Text shown
THIS little work is designed to furnish the most important facts, arguments and explanations, on the main topics embraced in the cause of peace. I hope it will suffice for the satisfaction of most minds; and those who wish for something fuller or more thorough, can resort to the larger publications on Peace by the American Peace Society, such as its Prize Essays on a Congress of Nations, a splendid octavo of more than 700 pages, and its Book of Peace, containing in smaller compass still more matter from some of the ablest pens that ever wrote, and altogether the best thesaurus or encyclopedia of information on Peace that can be found in the English or any other language.

I flatter myself that nearly every position taken in these pages, will secure the concurrence of all fair minds. I have sought with special care to present those aspects of the subject which I think best fitted to awaken a practical interest in the cause I plead, and to unite all good men in efforts for the abolition of war. For extracts from others, due credit is given, but none of course for anything taken from my own writings..

Aim 1
Output the part of the peace preface from "I flatter myself" up to and including "my own writings..", word for word.

Given data

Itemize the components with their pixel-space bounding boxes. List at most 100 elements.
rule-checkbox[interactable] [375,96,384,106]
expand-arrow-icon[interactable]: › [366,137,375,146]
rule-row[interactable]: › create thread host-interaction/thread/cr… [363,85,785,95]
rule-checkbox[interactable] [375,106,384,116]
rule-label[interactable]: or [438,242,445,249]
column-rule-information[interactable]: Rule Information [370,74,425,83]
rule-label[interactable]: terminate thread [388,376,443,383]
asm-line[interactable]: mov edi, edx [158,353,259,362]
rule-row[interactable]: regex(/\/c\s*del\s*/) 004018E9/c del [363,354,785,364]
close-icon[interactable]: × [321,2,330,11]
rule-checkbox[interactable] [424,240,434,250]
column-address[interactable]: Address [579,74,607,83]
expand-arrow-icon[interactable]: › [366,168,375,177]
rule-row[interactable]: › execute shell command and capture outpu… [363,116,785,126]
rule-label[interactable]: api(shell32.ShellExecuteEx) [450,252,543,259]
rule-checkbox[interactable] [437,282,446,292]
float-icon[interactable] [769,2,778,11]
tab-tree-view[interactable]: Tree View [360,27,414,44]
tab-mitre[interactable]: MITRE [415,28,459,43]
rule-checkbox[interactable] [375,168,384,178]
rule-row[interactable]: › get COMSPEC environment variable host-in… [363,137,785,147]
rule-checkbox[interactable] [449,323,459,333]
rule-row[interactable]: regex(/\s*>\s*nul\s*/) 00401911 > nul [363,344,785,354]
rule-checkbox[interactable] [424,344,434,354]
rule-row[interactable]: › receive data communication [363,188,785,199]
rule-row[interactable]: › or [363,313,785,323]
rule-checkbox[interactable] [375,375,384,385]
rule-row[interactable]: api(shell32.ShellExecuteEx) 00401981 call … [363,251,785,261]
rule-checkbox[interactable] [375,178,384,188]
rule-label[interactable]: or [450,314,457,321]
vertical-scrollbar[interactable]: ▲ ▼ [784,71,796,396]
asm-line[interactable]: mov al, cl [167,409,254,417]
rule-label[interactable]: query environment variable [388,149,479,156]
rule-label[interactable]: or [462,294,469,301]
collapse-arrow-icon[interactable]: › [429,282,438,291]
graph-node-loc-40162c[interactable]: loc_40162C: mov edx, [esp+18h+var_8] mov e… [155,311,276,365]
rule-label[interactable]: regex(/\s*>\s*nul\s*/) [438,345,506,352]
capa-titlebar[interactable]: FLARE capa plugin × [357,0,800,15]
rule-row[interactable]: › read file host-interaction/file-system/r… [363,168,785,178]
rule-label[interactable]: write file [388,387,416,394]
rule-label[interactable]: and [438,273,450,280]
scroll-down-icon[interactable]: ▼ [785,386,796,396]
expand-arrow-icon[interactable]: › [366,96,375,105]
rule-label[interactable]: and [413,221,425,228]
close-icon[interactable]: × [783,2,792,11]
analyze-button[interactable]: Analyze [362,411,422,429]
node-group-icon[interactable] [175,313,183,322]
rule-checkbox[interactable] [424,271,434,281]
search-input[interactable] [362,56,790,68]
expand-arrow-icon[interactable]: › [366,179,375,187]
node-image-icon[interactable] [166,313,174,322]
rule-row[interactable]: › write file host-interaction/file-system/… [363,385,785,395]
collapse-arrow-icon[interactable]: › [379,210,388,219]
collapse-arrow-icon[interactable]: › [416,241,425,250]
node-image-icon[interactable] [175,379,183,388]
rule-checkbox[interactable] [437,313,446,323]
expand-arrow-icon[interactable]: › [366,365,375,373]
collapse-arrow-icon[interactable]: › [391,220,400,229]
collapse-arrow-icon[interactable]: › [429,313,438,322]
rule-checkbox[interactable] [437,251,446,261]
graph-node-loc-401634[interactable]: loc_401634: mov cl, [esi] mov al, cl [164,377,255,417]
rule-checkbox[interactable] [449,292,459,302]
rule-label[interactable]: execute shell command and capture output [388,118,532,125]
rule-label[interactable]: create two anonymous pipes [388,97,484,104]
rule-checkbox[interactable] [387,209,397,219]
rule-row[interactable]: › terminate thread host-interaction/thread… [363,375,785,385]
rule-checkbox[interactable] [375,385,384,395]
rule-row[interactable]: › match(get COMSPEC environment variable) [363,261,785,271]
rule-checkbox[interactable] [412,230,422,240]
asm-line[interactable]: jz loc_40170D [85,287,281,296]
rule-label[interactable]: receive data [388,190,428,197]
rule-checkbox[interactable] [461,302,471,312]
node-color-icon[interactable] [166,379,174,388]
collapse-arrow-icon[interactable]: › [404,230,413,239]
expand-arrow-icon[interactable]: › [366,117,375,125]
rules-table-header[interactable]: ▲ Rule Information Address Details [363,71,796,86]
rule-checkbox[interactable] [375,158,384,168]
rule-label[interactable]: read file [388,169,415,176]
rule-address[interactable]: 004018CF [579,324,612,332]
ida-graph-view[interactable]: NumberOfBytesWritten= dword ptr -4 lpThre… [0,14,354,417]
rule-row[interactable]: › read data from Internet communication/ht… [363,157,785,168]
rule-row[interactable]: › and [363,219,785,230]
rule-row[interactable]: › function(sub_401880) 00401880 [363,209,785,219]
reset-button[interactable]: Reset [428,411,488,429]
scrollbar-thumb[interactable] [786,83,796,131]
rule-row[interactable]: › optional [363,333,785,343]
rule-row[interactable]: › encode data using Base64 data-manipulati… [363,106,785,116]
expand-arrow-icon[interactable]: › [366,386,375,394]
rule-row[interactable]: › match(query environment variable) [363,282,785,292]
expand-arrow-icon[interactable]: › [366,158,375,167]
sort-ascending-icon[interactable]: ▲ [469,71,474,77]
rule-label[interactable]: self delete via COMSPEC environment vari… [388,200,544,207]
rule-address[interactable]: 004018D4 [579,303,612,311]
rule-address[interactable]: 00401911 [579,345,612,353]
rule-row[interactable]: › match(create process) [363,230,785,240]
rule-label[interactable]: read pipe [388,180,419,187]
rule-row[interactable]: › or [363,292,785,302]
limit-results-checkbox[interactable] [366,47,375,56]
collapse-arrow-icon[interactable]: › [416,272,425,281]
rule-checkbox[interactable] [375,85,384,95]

Aim 2
Return the lines of the rows from the very first one up to and including the line with "column-rule-information[interactable]: Rule Information", copied without any change.

Exercise solution 1
I flatter myself that nearly every position taken in these pages, will secure the concurrence of all fair minds. I have sought with special care to present those aspects of the subject which I think best fitted to awaken a practical interest in the cause I plead, and to unite all good men in efforts for the abolition of war. For extracts from others, due credit is given, but none of course for anything taken from my own writings..

Exercise solution 2
Itemize the components with their pixel-space bounding boxes. List at most 100 elements.
rule-checkbox[interactable] [375,96,384,106]
expand-arrow-icon[interactable]: › [366,137,375,146]
rule-row[interactable]: › create thread host-interaction/thread/cr… [363,85,785,95]
rule-checkbox[interactable] [375,106,384,116]
rule-label[interactable]: or [438,242,445,249]
column-rule-information[interactable]: Rule Information [370,74,425,83]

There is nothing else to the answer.